--- begin Records provided ---

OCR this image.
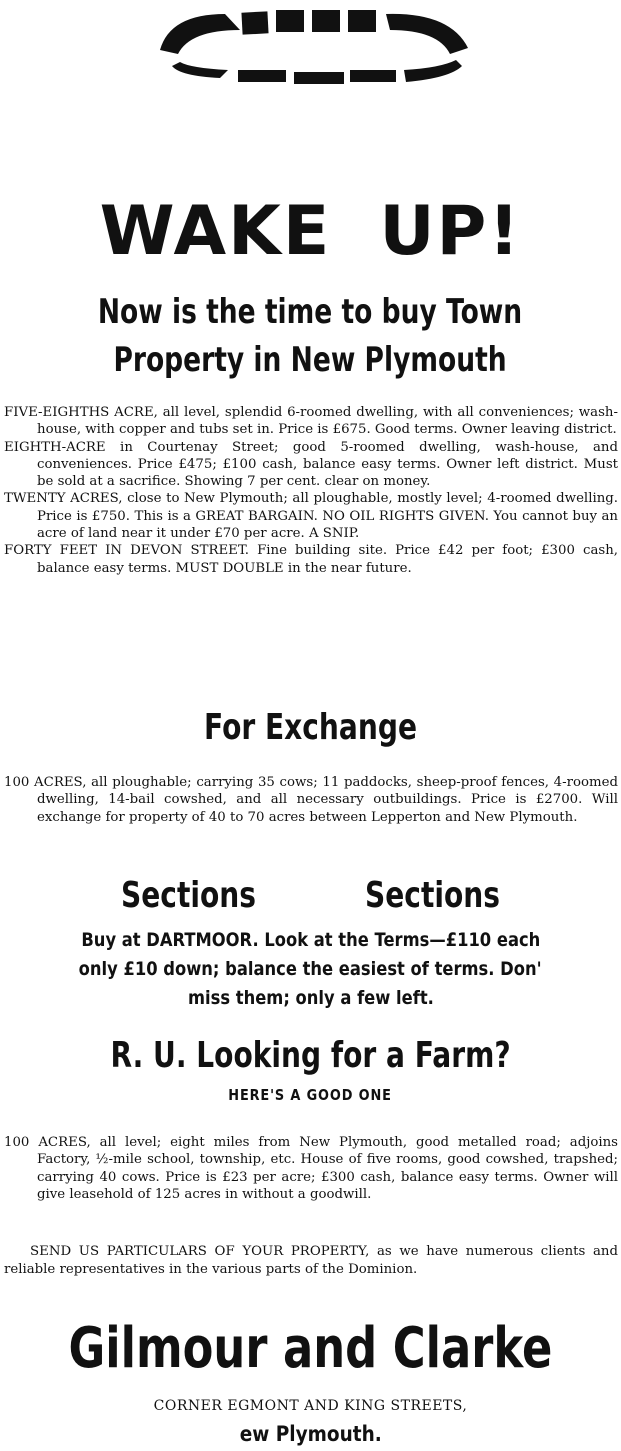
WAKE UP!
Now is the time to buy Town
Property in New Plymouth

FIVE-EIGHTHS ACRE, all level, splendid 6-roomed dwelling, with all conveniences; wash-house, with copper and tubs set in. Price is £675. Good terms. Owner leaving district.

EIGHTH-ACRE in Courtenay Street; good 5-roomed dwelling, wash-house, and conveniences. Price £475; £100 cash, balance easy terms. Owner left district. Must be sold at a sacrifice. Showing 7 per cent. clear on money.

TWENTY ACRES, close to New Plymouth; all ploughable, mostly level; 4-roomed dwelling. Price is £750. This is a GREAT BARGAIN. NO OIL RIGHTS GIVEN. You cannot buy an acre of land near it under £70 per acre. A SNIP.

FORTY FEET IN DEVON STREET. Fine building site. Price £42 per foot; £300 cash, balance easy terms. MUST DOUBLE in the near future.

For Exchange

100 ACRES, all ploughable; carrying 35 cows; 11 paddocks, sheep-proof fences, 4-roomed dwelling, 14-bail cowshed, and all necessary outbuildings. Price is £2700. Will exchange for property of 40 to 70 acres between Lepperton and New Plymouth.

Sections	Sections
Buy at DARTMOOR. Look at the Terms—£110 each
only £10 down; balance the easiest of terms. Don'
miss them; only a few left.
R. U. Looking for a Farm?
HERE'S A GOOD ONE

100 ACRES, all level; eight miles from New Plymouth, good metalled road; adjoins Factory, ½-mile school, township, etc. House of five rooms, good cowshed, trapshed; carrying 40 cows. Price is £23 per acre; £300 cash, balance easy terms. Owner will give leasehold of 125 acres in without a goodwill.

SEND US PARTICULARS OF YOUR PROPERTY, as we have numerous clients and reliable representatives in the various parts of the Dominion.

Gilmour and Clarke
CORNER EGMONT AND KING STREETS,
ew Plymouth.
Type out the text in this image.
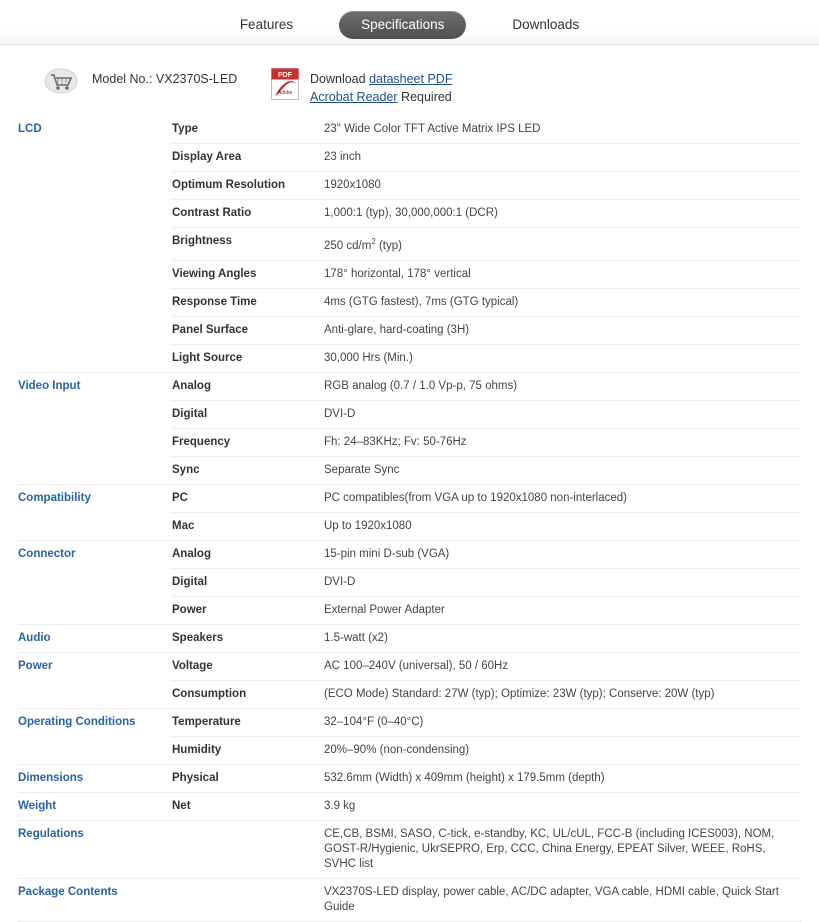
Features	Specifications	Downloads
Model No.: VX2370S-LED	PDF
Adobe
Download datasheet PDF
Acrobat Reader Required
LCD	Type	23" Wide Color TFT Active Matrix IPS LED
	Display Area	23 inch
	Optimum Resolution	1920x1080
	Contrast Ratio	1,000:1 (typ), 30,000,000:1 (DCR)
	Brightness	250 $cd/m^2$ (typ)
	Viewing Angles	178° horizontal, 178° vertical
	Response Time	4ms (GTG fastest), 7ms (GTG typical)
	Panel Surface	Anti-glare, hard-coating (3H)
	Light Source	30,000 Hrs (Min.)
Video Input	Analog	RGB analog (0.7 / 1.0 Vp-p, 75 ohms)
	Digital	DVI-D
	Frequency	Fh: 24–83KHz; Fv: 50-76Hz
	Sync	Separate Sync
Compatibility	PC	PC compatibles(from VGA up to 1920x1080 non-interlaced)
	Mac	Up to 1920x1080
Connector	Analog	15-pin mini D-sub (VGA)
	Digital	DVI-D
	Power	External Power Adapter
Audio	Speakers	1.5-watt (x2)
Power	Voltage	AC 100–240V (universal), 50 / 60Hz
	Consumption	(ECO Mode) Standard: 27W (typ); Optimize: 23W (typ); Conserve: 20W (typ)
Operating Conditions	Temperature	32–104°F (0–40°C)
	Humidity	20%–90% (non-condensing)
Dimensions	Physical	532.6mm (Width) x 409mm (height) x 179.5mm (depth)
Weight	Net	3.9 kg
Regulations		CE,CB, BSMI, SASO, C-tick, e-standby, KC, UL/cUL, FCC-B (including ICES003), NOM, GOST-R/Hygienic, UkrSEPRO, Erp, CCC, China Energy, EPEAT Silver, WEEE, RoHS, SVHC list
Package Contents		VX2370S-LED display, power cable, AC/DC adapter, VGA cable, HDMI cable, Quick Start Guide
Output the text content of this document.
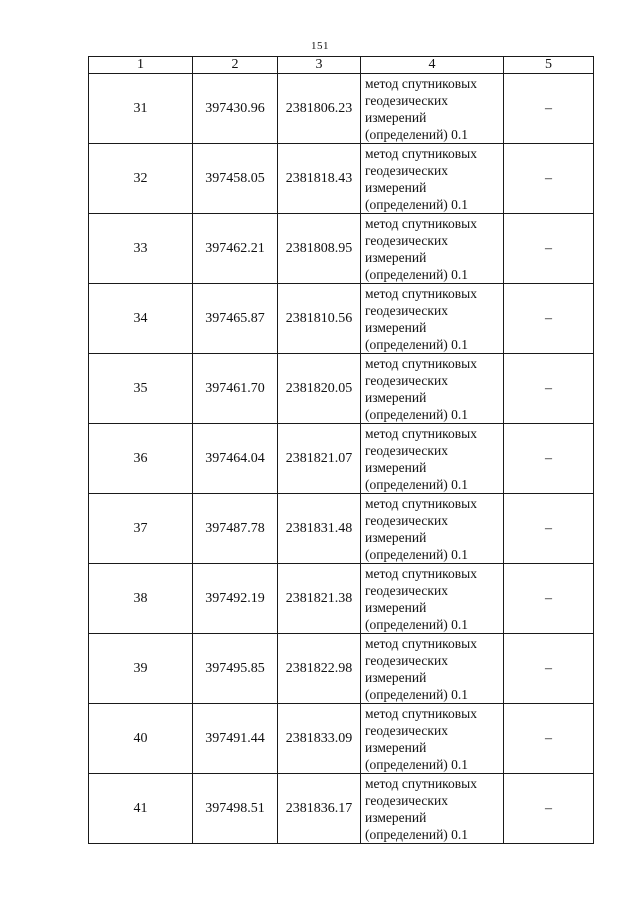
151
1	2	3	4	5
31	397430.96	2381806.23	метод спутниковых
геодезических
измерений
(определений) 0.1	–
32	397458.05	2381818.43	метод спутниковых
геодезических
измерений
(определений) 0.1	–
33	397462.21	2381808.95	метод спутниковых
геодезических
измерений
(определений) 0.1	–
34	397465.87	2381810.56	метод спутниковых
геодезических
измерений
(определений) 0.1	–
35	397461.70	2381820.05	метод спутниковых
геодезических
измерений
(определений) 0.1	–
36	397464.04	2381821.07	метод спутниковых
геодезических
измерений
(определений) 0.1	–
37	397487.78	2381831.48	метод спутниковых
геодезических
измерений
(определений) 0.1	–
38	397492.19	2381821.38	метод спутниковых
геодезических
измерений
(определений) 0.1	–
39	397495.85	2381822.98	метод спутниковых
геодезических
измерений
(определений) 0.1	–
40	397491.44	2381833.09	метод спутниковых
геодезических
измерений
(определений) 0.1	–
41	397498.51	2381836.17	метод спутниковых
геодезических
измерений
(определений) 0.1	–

--- end Records provided ---
--- begin Records provided ---

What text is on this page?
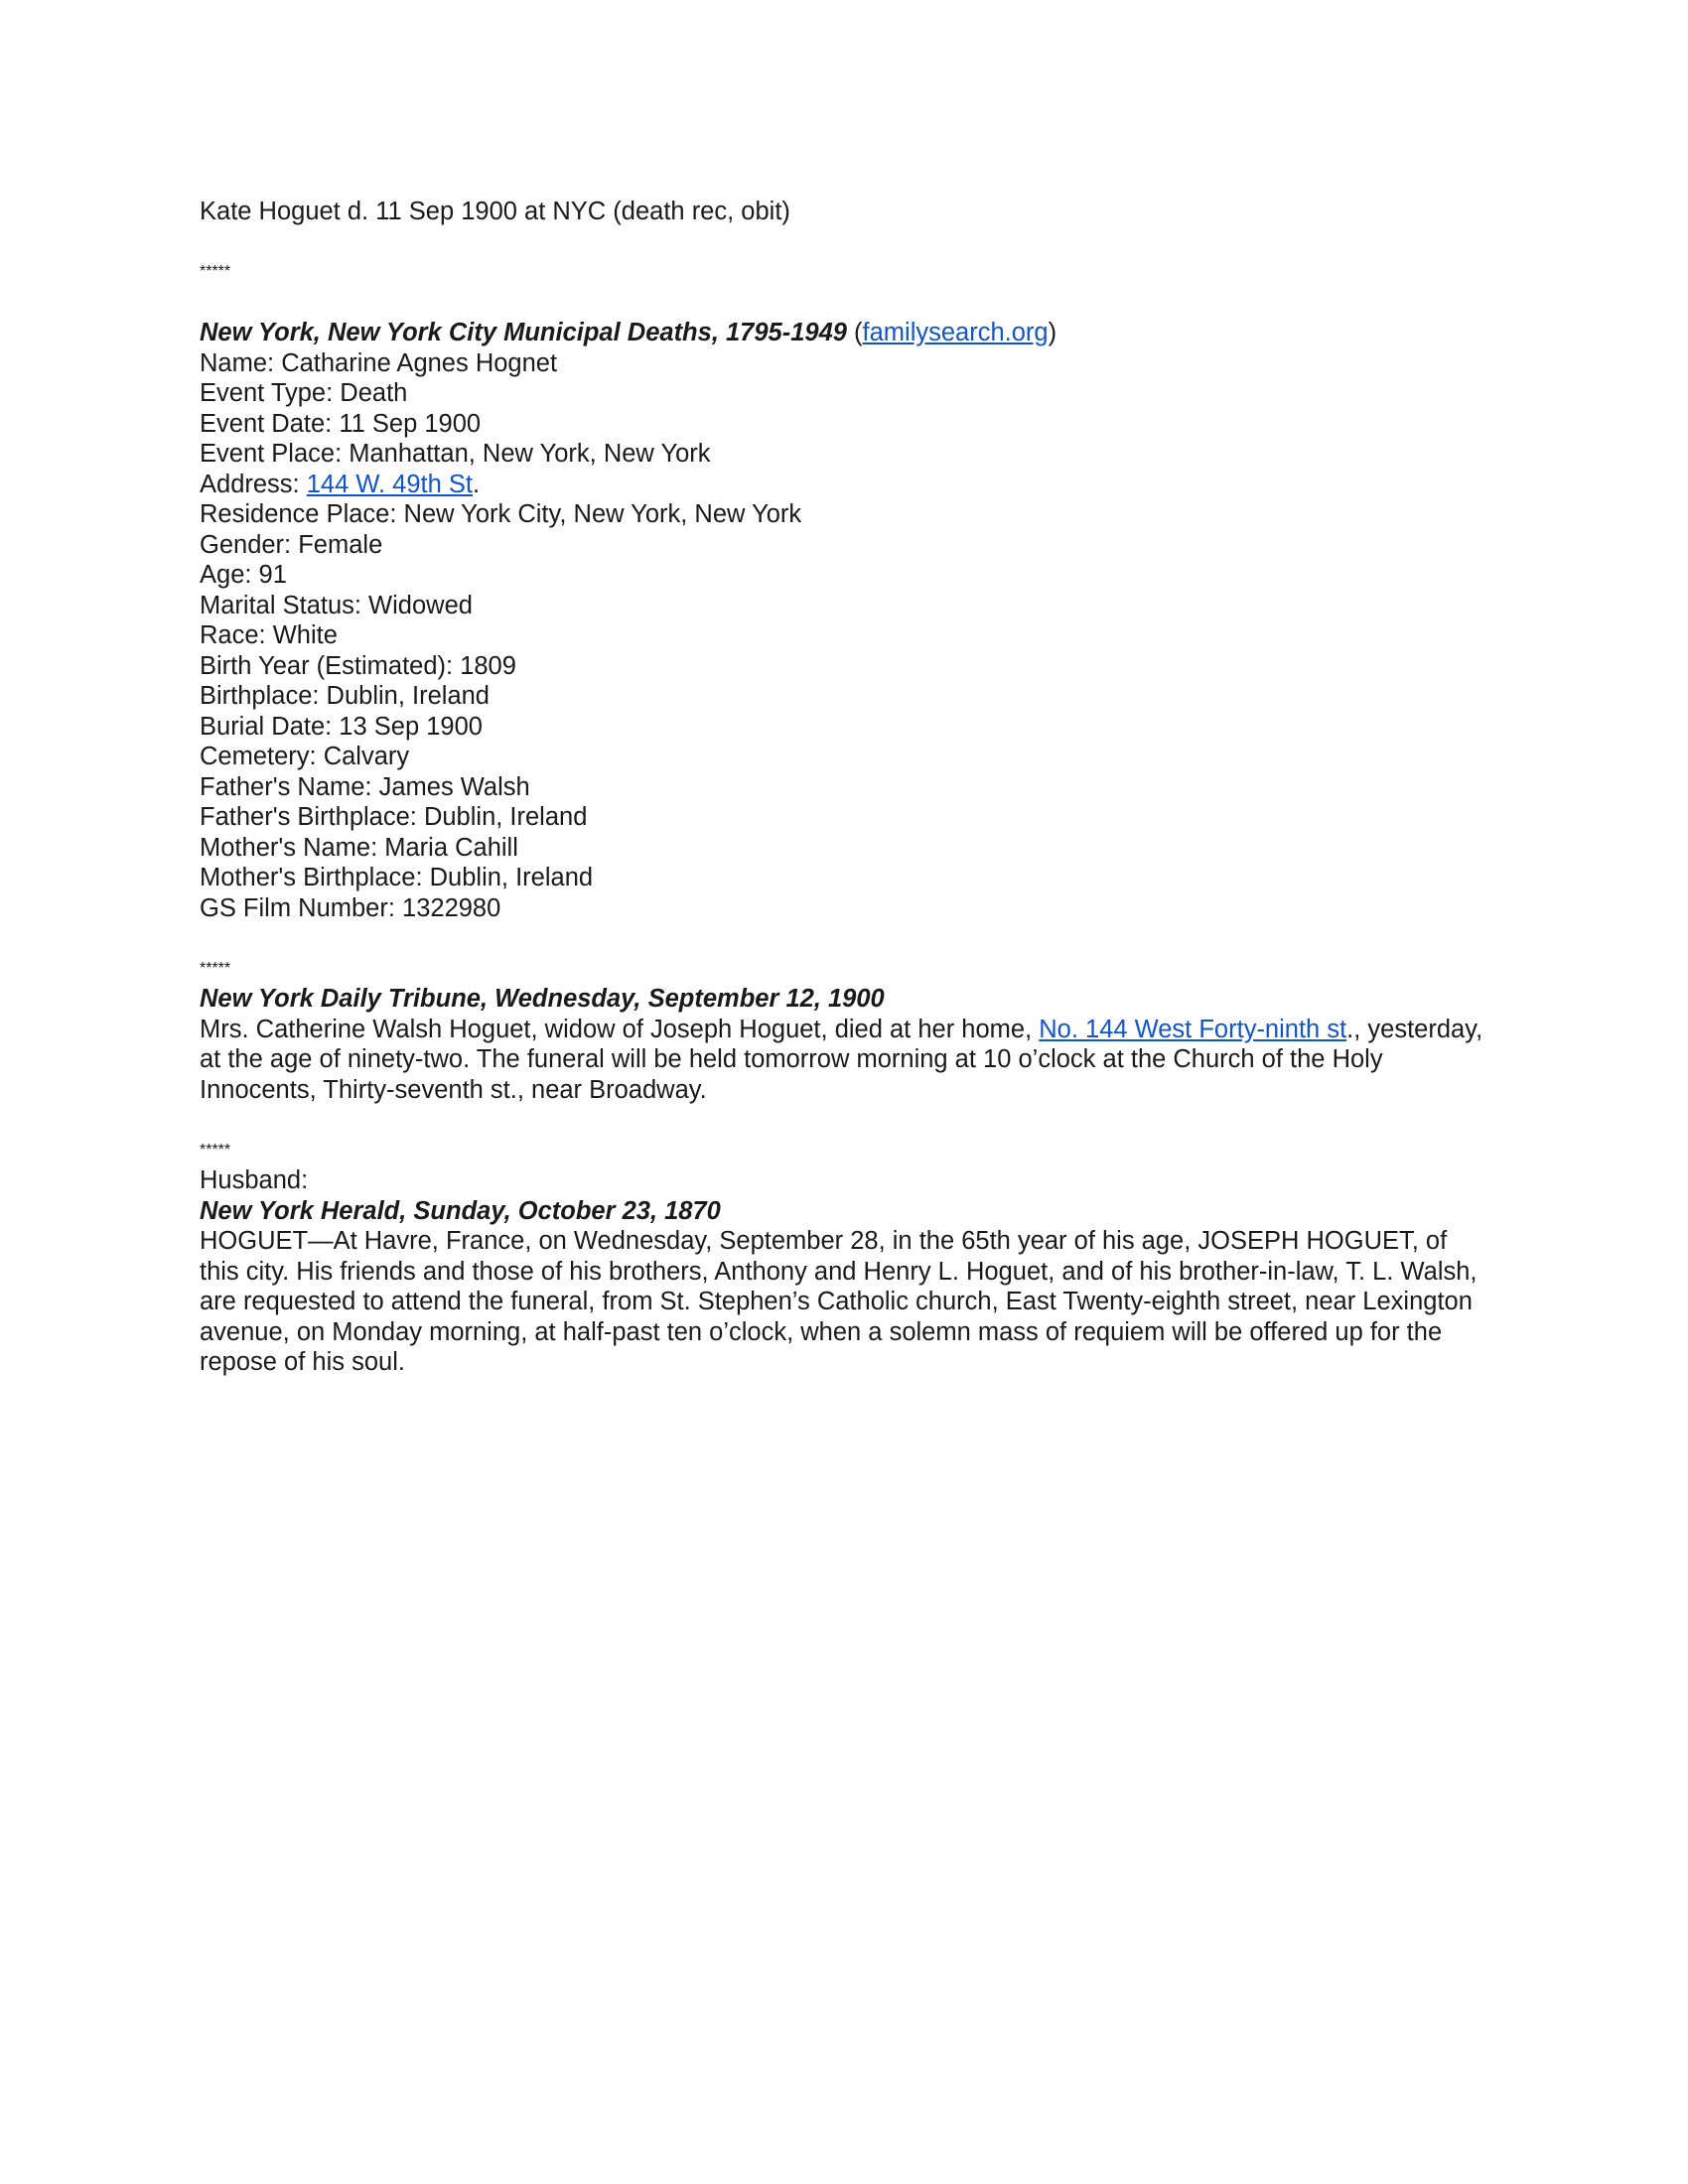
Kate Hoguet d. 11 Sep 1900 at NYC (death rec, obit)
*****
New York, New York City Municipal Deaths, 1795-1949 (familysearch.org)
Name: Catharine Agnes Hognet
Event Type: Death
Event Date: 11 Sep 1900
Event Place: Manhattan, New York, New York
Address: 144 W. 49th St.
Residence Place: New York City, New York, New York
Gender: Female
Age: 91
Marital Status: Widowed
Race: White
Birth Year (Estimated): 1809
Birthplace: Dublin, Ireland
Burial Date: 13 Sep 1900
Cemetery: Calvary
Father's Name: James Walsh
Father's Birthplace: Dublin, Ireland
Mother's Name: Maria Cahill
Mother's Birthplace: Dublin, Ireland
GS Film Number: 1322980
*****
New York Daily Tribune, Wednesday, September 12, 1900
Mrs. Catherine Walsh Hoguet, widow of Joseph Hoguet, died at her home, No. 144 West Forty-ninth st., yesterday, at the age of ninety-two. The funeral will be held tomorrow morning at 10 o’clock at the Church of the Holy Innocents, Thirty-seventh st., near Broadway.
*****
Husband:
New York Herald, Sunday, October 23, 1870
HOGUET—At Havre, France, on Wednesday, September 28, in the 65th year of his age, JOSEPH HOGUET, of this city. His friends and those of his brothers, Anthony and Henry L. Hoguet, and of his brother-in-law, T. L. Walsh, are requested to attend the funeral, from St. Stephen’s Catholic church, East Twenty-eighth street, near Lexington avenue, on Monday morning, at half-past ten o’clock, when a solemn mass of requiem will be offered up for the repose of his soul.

--- end Records provided ---
--- begin Records provided ---

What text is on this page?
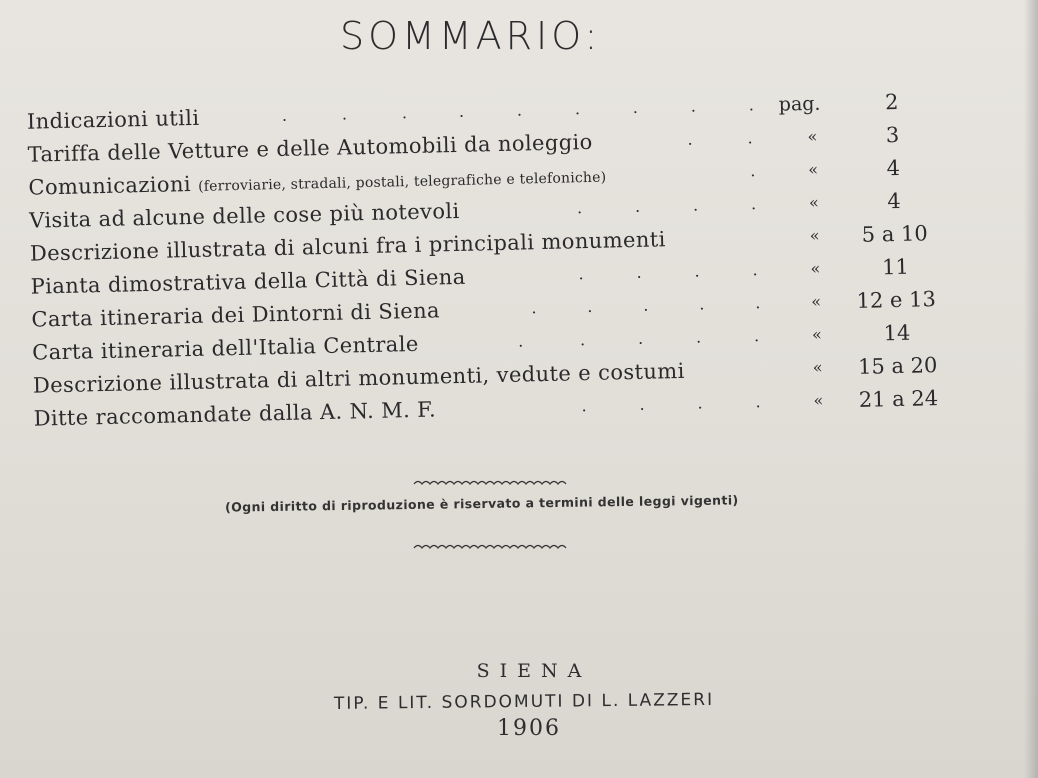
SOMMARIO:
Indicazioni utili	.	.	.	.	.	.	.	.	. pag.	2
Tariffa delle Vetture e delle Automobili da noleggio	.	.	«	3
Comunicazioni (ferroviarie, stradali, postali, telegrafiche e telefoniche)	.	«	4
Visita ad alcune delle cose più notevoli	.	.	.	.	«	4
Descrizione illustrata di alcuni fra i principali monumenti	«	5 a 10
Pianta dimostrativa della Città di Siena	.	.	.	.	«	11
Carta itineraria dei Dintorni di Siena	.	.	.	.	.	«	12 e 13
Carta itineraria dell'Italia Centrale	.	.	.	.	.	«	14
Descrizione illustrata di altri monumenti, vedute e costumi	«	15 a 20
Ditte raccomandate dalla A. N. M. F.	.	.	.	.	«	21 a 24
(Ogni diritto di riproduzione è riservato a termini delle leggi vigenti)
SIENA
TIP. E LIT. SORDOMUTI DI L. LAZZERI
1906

--- end Records provided ---

* The task: Report every line containing the word "image" from the listing above.

* Expected answer:
OCR this image.
Type out the text in this image.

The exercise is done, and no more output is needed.